▸ The exercise: Select every line containing the word "Height" from the material, and copy those lines.

▸ Task input:
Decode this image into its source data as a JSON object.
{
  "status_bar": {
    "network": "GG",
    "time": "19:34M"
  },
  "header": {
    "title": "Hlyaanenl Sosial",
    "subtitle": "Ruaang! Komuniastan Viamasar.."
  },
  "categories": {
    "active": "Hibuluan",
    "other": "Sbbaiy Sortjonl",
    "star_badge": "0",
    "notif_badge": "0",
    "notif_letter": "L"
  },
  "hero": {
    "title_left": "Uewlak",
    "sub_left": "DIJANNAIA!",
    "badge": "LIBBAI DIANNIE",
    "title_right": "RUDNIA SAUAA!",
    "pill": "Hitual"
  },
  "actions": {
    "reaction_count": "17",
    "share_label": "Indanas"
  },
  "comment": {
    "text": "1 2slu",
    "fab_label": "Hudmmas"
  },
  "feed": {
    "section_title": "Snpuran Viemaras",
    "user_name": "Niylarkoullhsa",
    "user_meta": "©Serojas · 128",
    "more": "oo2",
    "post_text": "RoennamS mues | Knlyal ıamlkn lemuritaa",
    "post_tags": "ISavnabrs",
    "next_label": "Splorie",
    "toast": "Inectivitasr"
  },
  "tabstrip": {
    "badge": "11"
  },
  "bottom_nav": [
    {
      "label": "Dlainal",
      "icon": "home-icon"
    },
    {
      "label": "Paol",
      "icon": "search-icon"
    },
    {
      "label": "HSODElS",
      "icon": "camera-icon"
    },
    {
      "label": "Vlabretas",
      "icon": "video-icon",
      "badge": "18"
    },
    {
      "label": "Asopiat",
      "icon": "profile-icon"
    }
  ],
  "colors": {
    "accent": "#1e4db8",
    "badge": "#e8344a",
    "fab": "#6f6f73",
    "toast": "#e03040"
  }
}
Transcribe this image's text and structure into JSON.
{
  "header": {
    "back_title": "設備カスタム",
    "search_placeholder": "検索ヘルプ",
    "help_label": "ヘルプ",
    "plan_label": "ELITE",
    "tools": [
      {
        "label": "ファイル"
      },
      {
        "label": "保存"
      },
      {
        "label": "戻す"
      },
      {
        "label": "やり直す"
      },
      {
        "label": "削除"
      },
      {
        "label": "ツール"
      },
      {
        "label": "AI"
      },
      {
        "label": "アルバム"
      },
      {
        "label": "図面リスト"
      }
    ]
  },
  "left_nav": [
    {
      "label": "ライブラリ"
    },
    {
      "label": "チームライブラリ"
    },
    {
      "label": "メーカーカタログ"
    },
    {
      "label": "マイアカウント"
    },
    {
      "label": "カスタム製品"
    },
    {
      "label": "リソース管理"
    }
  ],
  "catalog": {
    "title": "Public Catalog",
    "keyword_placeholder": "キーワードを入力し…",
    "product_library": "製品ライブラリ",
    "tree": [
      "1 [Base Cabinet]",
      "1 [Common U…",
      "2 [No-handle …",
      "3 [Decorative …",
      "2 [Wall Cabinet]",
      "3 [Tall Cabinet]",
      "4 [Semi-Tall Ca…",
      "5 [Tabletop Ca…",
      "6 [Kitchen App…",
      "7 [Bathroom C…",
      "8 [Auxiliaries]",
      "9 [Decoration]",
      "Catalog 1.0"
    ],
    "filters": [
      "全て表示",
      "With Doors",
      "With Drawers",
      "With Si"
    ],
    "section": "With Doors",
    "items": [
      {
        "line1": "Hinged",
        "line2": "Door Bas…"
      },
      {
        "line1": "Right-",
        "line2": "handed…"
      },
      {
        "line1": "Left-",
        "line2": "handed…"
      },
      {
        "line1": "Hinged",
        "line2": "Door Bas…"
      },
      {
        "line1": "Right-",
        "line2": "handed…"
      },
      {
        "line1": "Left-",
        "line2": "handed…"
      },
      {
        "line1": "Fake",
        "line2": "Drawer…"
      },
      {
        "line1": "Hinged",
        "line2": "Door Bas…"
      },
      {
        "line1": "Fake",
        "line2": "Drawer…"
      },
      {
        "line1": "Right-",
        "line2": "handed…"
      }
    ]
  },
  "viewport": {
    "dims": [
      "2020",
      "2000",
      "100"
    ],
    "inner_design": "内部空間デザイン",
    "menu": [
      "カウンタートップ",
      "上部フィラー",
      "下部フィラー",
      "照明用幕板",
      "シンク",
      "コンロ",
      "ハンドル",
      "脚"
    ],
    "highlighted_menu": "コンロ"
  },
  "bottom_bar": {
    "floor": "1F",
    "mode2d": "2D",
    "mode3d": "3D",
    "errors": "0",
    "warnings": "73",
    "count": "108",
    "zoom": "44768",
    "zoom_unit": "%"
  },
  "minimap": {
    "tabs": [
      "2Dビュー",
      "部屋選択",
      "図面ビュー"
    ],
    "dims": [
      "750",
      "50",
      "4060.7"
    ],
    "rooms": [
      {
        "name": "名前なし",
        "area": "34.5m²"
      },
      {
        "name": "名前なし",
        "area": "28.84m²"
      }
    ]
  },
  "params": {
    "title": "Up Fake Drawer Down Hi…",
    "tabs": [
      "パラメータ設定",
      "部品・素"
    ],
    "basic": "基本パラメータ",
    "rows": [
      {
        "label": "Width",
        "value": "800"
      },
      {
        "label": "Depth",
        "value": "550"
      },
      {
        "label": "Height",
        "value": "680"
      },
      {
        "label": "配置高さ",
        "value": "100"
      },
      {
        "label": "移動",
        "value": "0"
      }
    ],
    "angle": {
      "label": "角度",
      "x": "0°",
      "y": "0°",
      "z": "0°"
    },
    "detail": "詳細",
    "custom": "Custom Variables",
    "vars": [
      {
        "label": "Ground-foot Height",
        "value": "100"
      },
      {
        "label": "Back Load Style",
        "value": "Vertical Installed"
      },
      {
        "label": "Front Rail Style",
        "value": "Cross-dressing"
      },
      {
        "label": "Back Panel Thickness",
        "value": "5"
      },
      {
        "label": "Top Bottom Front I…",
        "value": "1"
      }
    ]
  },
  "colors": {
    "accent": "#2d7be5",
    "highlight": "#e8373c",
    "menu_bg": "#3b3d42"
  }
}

▸ Result for this task:
        "label": "Height",
        "label": "Ground-foot Height",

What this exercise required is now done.